**Text provided**
-------
You have to hear what he is telling you
and see what he is; how it is killing you.
Literary and Historical Notes:
It was on this day in 1968 that riots erupted outside the Democratic National Convention in Chicago. It had already been one of the bloodiest years of the decade. That February, the North Vietnamese launched their devastating "Tet Offensive," which indicated that the Vietnam War was nowhere near over. Then, in April, Martin Luther King Jr. was assassinated, sparking widespread riots. Two months later, Robert Kennedy was shot and killed at his victory party after the California primary.
In the wake of Robert Kennedy's murder, the Democratic Party establishment chose Vice President Hubert H. Humphrey as their candidate, but the anti-war faction of the party wanted Senator Eugene McCarthy. Thousands of college students and anti-war activists showed up at the convention to protest the choice of Humphrey and the Democratic Party's support of the war in Vietnam.
For the first two days of the convention, protesters shouted insults at the police and threw rocks and other objects. Then, on this day in 1968, the police responded by charging toward Grant Park where thousands of protestors were gathered, attacking everyone in their path with billy clubs and tear gas.
In his notebook that night, the reporter and historian Theodore White wrote, "The Democrats are finished." Hubert Humphrey lost the election to Richard Nixon that year. Before 1968, the Democrats had won seven of the nine presidential elections since 1932. In the ten presidential elections since 1968, Democrats have won only three.
Today is believed to be the date in 474 A.D. when the Western Roman Empire, which had lasted for almost five hundred years, came to an end as Emperor Romulus Augustulus was deposed by a barbarian.
-------
**Required work**
1 - In the historical notes, whom did the Democratic Party establishment choose as its candidate after Robert Kennedy's murder?
2 - Using the historical notes, explain why thousands of college students and anti-war activists came to the Democratic National Convention in 1968.
3 - Pick up the historical notes after their final sentence and write a continuation.
The listing comes from a different source than the text.

(Records from a data collection)
-------
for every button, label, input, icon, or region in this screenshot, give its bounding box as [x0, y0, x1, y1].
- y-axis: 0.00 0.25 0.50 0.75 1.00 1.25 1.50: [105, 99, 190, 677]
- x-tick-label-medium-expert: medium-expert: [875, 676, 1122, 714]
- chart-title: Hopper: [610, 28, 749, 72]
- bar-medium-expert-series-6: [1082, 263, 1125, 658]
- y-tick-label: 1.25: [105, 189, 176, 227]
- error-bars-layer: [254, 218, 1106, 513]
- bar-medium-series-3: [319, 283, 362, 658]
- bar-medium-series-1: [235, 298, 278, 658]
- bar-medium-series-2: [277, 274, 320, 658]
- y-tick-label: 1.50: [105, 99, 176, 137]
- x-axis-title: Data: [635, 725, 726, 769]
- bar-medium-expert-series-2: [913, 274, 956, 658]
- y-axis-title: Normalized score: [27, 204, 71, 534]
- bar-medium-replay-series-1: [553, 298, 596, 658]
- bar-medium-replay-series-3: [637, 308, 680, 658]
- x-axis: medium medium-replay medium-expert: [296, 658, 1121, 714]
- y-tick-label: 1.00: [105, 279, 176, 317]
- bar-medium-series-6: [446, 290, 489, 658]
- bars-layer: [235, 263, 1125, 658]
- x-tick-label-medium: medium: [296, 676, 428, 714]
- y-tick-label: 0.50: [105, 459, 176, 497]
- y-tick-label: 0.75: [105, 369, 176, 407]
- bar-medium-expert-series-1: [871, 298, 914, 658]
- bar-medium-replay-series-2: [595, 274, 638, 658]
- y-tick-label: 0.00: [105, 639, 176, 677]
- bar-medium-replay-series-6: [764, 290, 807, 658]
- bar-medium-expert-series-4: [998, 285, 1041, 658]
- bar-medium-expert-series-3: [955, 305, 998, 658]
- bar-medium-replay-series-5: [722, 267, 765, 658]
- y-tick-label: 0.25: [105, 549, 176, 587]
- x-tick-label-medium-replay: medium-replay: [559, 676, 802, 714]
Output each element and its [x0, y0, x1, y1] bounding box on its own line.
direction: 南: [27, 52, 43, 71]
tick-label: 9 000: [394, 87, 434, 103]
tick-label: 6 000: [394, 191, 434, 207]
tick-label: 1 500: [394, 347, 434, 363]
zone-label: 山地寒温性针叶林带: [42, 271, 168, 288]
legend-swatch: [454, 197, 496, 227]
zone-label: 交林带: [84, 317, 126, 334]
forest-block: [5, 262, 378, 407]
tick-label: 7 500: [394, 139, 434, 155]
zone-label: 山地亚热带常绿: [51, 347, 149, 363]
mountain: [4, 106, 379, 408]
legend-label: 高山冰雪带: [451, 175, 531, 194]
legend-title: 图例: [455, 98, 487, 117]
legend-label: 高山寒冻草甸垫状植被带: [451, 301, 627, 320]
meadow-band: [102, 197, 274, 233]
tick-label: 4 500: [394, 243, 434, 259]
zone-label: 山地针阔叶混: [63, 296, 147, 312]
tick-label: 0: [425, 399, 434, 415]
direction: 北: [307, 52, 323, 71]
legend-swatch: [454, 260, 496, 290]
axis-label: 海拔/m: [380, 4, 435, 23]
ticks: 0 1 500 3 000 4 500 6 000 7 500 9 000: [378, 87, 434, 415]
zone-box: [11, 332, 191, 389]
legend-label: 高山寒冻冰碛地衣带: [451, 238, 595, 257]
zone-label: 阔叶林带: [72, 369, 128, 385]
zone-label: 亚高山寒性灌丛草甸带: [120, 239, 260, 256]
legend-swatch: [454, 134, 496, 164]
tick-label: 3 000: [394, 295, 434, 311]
-------
**Responses for each task**
1 - Vice President Hubert H. Humphrey.

2 - They came to protest the party's choice of Hubert Humphrey as its candidate and the Democratic Party's support of the war in Vietnam. The anti-war faction of the party had wanted Senator Eugene McCarthy instead.

3 -
One of the groups of barbarians responsible for the downfall was the Visigoths, who delivered a stunning defeat to the Romans at Adrianople. The Visigoths were superior warriors because they had invented a horse's saddle with stirrups, which made horses much more maneuverable. Other Germanic tribes began to move into the Roman Empire over the next several decades: the Vandals, the Burgundians, the Franks, the Angles, and the Saxons. Rome was sacked twice, first by Goths in 410 and again by Vandals in 455. By the time the emperor was deposed on this day in 474 A.D., the Roman Empire was in shambles.
Historians have been theorizing about the causes of the fall of Rome ever since. The most famous theory was one put forth in Edward Gibbon's multivolume work The History of the Decline and Fall of the Roman Empire (1776), which argued that the Christian Church was to blame. After Christianity became the official religion of the empire, the best and the brightest leaders became leaders of the church rather than leaders of the government or the military.
Another theory about the fall of Rome is that the aqueducts, which carried the water supply, were lined with lead, and so the Romans slowly went crazy. Some geologists believe that the eruption of Mount Vesuvius released so much ash into the air that it brought about great climatic changes, which ruined Roman agriculture and weakened the empire.
It's the birthday of Germany's great man of letters, Johann Wolfgang von Goethe, (books by this author) born in Frankfurt (1749). In his lifetime, he was called "the greatest man the world has ever produced." The founder of German literature, he was also a politician, philosopher, geologist, botanist, anatomist, physicist, and historian of science.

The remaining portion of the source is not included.